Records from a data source
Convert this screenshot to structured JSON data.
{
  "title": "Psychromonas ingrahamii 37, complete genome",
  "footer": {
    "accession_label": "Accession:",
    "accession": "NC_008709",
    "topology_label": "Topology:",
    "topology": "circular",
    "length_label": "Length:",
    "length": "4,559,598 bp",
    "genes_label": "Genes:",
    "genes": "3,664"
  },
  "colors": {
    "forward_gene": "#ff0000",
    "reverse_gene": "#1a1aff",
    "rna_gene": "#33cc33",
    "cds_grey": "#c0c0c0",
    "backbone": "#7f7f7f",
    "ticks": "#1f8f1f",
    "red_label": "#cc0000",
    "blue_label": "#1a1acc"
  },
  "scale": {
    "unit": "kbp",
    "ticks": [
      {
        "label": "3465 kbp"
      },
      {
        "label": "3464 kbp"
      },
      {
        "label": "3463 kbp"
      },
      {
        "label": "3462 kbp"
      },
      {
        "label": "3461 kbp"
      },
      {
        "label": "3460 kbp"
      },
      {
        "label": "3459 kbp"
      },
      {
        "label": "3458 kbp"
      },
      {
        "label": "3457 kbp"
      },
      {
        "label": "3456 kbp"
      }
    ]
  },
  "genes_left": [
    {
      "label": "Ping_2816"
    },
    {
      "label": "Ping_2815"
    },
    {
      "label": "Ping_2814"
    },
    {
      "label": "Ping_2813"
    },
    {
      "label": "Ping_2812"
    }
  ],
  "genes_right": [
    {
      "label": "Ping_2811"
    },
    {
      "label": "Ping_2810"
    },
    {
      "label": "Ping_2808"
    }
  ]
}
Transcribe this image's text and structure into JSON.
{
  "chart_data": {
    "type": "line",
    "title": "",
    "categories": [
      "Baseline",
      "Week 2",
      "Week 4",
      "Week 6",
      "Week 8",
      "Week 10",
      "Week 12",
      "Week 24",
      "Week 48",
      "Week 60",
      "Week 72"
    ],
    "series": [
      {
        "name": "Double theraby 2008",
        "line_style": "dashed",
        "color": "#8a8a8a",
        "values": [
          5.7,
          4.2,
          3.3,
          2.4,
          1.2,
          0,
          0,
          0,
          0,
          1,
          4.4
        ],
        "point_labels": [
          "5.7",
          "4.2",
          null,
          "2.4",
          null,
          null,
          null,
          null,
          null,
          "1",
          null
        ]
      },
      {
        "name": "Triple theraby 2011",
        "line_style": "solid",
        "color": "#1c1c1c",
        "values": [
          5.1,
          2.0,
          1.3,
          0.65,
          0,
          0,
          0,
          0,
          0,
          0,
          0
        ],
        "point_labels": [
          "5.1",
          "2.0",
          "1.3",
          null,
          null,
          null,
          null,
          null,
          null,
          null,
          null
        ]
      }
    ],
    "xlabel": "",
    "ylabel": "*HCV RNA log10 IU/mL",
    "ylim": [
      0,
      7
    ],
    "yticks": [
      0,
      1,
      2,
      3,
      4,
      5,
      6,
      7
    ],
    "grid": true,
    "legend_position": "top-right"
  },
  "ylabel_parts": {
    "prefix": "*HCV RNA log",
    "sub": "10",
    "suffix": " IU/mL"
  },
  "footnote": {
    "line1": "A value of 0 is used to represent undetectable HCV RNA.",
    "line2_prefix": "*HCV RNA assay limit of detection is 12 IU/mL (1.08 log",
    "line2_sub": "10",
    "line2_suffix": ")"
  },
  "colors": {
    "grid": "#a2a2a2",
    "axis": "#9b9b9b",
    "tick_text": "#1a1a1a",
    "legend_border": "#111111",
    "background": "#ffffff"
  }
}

**WHAT IS NEEDED:** Which lines above hold the word "Week"? Copy each of them.

**RESPONSE BELOW:**
      "Week 2",
      "Week 4",
      "Week 6",
      "Week 8",
      "Week 10",
      "Week 12",
      "Week 24",
      "Week 48",
      "Week 60",
      "Week 72"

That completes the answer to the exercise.